>>>>>
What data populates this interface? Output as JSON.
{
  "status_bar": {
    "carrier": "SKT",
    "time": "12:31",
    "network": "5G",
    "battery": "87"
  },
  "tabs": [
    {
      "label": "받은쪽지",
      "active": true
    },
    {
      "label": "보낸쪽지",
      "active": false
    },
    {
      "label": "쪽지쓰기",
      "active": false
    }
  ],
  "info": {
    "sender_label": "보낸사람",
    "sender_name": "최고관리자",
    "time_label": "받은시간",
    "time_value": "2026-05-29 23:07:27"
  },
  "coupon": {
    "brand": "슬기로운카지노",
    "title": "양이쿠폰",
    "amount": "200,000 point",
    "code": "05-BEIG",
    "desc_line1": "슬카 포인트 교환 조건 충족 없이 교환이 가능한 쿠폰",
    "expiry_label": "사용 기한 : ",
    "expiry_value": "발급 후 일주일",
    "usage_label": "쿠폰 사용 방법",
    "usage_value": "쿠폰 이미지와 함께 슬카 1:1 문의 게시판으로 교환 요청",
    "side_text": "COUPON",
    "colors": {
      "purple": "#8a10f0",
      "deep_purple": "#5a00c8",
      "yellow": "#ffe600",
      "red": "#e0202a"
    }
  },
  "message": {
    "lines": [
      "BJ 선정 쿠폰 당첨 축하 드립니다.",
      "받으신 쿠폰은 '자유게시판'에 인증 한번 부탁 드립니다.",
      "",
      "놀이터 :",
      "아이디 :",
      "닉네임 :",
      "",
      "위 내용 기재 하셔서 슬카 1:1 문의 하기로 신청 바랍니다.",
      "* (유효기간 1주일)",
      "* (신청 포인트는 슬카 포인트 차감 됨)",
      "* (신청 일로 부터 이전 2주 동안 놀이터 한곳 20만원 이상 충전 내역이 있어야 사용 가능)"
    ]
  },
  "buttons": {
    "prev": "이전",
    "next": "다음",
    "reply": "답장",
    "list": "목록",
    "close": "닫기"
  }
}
<<<<<
>>>>>
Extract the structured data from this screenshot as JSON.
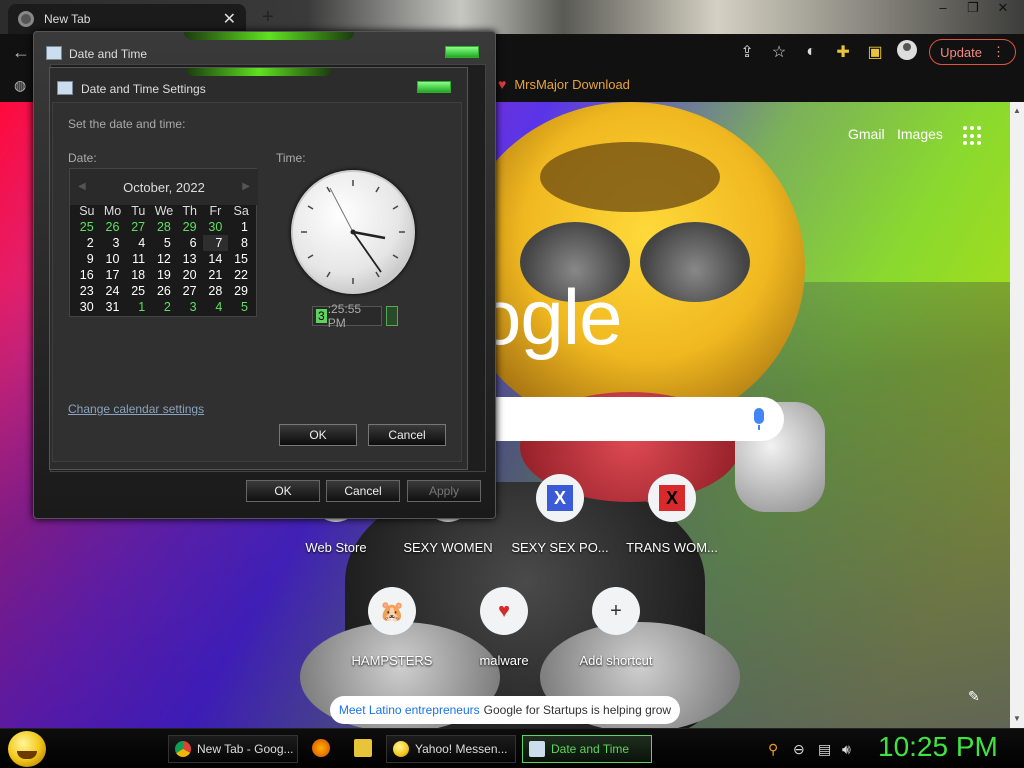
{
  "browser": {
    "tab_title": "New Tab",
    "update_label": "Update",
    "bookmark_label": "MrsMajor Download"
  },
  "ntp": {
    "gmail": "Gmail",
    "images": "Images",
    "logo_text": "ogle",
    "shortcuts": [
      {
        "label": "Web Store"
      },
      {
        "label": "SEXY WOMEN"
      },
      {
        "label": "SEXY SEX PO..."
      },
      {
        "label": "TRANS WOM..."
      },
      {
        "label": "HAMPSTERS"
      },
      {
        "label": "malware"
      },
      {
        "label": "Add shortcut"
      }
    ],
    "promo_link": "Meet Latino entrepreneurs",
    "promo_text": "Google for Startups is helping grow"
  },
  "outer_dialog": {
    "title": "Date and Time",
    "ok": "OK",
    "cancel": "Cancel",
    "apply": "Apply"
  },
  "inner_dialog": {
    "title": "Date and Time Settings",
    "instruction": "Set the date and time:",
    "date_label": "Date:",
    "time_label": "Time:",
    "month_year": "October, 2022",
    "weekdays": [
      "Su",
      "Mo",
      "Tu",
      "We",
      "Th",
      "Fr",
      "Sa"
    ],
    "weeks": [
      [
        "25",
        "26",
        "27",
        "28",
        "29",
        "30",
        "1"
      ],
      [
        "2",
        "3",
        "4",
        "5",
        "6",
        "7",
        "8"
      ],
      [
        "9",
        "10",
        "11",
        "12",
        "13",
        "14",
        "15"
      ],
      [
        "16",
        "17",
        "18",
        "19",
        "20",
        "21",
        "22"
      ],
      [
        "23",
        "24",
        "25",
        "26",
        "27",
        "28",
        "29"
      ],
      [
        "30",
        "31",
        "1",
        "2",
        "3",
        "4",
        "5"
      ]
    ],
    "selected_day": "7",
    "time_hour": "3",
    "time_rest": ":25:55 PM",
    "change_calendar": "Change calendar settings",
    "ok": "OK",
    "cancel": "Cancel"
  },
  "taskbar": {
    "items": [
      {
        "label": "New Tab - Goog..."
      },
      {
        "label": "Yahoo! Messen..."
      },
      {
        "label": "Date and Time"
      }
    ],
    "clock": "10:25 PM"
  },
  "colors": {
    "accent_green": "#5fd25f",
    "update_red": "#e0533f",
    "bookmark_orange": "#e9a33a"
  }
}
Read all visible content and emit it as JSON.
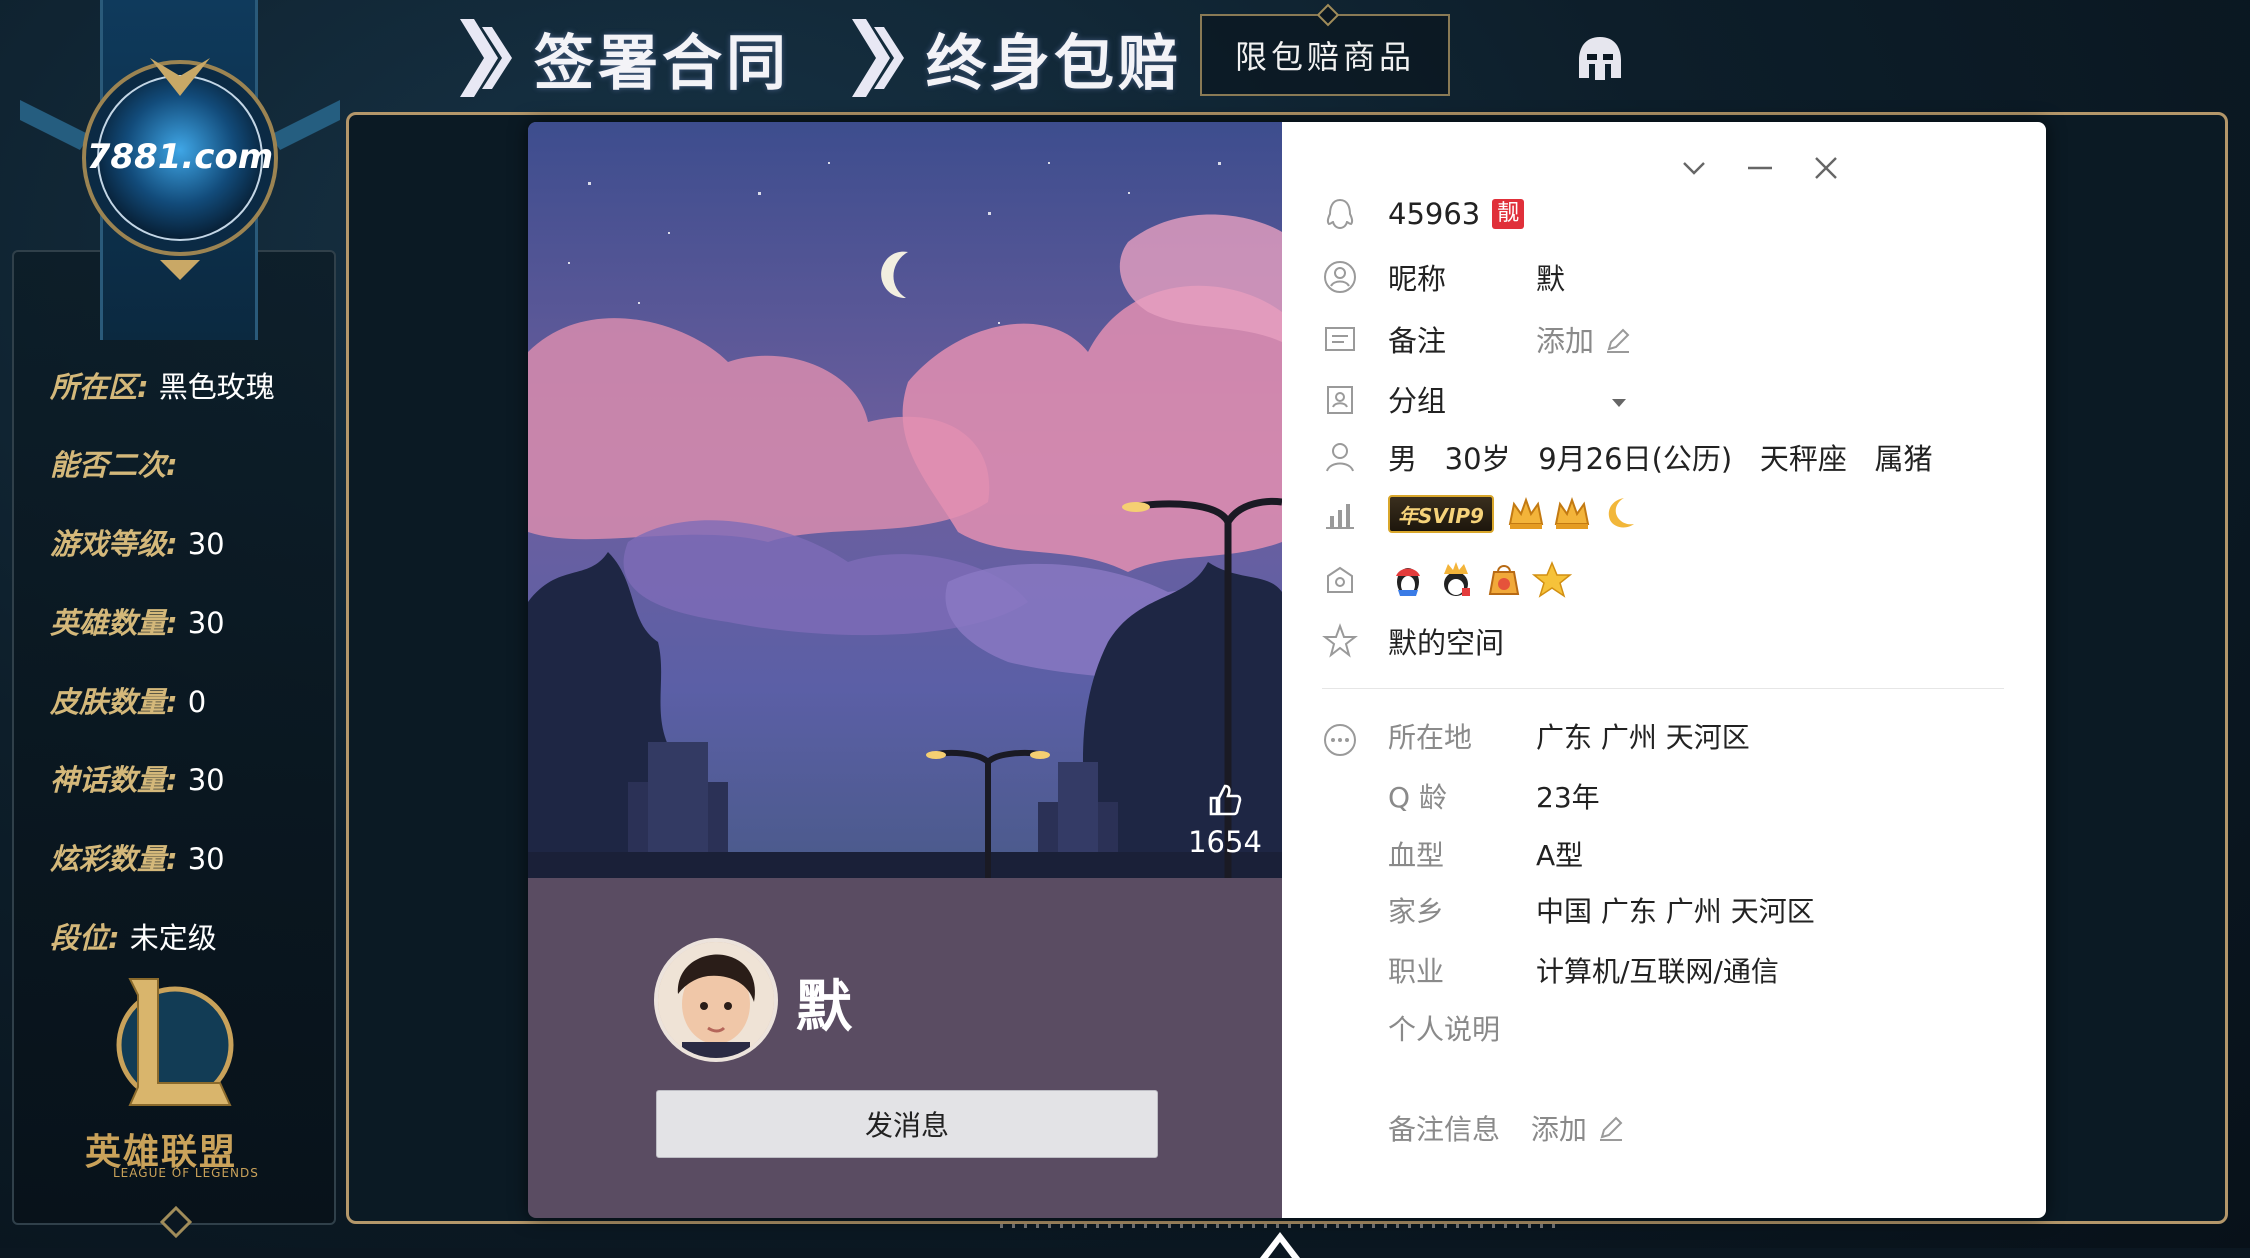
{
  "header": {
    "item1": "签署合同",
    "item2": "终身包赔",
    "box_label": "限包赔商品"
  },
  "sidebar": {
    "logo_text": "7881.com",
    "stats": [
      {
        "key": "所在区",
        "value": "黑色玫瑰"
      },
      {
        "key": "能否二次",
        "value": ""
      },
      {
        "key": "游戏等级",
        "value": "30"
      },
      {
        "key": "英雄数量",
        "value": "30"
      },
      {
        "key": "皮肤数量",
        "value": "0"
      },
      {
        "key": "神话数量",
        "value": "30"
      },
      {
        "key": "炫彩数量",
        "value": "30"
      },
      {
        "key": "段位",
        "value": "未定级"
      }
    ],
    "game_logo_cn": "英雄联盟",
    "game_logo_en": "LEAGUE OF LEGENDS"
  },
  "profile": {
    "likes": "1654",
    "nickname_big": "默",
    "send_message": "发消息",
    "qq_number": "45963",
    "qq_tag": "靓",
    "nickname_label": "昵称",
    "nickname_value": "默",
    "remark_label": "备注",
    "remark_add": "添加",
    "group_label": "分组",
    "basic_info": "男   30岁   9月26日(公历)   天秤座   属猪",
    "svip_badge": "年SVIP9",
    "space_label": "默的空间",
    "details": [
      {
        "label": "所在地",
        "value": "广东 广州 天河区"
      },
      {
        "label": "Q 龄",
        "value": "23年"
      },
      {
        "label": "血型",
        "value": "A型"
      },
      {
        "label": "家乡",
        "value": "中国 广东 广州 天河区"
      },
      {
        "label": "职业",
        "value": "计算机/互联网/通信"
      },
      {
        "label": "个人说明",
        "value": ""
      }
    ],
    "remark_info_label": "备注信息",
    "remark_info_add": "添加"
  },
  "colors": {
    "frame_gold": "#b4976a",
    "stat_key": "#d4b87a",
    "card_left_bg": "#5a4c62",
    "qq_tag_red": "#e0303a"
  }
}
<<<<<
#### TASK TO COMPLETE
Count the lines above that contain the word "this", and reply with only that number.

#### EXERCISE RESPONSE
2